[Collected data entries]
........

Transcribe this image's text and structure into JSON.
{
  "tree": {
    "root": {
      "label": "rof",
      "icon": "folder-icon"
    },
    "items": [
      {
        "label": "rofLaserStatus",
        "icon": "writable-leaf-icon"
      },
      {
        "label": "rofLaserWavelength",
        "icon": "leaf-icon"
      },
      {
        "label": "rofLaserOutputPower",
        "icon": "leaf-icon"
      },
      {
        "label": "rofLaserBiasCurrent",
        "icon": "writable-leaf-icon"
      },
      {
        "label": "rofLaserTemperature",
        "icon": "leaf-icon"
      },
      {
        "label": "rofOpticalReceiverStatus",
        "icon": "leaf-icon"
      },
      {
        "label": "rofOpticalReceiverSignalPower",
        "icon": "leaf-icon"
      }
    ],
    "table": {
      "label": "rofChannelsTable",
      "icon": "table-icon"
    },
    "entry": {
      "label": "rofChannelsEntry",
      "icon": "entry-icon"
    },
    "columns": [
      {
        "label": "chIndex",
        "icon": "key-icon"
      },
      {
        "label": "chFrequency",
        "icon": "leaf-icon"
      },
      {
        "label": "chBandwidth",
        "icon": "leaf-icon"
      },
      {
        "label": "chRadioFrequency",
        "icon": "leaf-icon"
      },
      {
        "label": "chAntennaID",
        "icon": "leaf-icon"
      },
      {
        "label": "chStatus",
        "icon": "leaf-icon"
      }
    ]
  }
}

........

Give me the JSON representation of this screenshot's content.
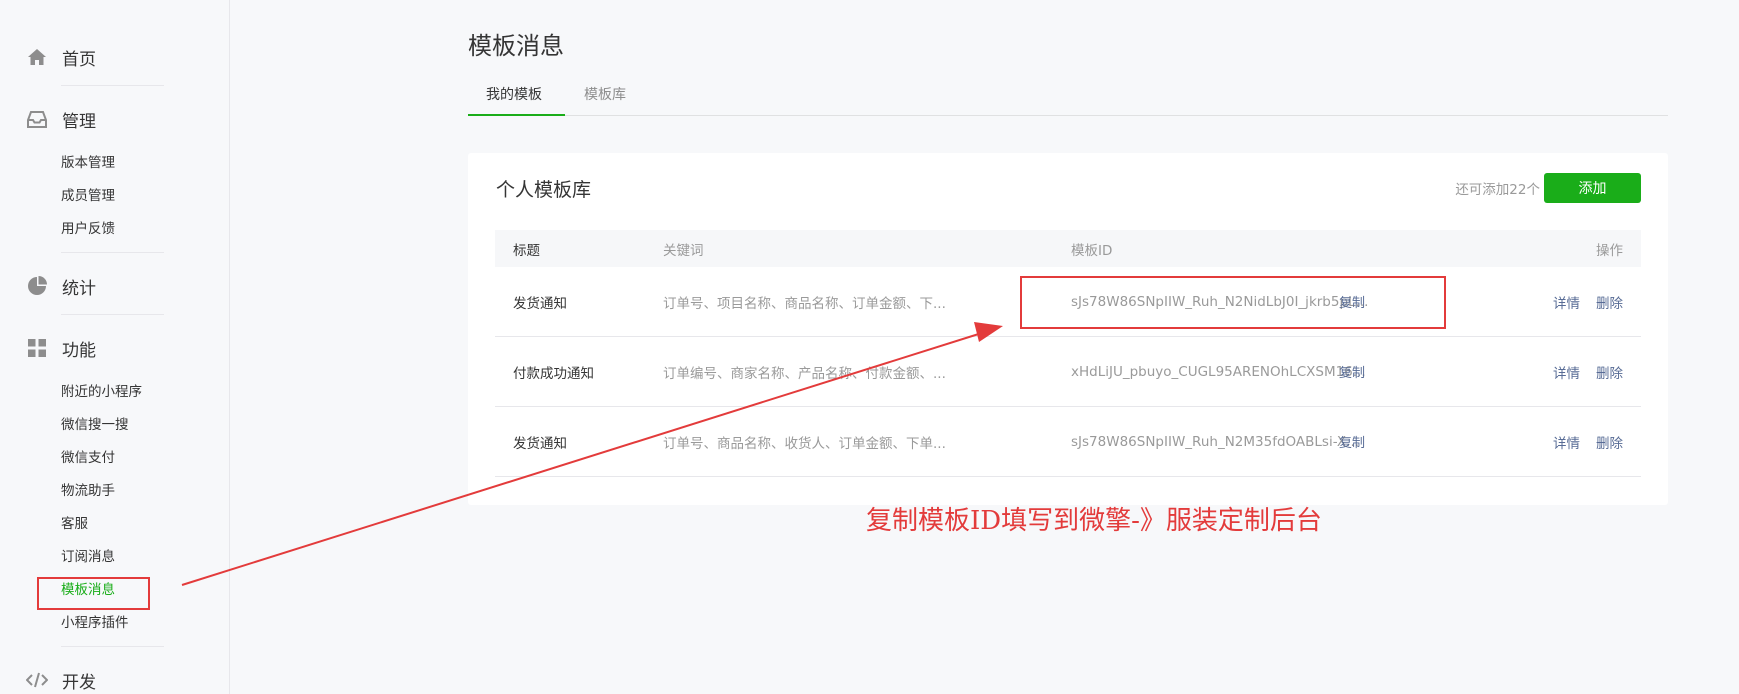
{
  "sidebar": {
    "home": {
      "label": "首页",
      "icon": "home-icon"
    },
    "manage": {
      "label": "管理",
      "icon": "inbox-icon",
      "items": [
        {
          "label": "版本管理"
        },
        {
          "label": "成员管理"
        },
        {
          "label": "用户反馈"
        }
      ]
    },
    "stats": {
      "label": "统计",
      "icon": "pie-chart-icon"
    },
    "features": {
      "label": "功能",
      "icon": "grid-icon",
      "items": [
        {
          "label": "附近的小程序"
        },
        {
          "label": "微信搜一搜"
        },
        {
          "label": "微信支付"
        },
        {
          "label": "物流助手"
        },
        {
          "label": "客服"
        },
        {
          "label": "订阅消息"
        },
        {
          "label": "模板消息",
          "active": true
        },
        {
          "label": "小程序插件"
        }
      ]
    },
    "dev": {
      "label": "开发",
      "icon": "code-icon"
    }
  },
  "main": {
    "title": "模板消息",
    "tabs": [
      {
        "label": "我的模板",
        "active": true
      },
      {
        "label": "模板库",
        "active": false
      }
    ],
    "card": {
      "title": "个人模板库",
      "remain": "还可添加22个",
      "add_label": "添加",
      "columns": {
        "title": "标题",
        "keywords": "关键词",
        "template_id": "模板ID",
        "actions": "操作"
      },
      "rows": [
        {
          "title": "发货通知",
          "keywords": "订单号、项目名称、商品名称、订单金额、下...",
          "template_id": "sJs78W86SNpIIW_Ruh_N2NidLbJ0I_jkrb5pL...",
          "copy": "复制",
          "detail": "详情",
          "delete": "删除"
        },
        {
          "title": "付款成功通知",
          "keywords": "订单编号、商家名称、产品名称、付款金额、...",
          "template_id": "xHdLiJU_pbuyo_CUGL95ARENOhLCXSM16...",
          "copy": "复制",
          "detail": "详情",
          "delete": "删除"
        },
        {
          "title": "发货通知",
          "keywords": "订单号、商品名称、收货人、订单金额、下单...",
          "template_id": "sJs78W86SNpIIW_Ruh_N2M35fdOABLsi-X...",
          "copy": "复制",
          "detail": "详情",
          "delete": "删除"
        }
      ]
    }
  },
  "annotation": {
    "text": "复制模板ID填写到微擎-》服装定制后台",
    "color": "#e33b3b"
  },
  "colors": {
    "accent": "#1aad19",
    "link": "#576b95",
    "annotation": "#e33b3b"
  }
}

........

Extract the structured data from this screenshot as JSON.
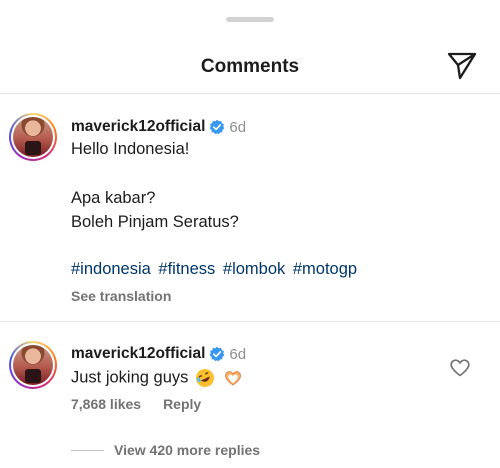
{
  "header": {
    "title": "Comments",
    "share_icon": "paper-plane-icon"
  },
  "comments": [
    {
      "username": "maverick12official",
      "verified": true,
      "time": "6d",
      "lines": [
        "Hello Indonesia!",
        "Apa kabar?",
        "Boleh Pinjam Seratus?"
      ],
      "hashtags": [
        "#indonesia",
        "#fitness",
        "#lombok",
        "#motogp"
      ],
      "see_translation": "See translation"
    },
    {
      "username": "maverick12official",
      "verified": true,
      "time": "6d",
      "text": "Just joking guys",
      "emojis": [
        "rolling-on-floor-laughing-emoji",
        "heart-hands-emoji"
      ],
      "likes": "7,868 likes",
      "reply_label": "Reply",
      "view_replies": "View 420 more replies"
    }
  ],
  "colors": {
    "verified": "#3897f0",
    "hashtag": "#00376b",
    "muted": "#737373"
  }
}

........

> **What you are asked to do**
Check every line of the data, and copy the ones that contain "screenshot".

> **The reply**
Give me the JSON representation of this screenshot's content.
Extract the structured data from this screenshot as JSON.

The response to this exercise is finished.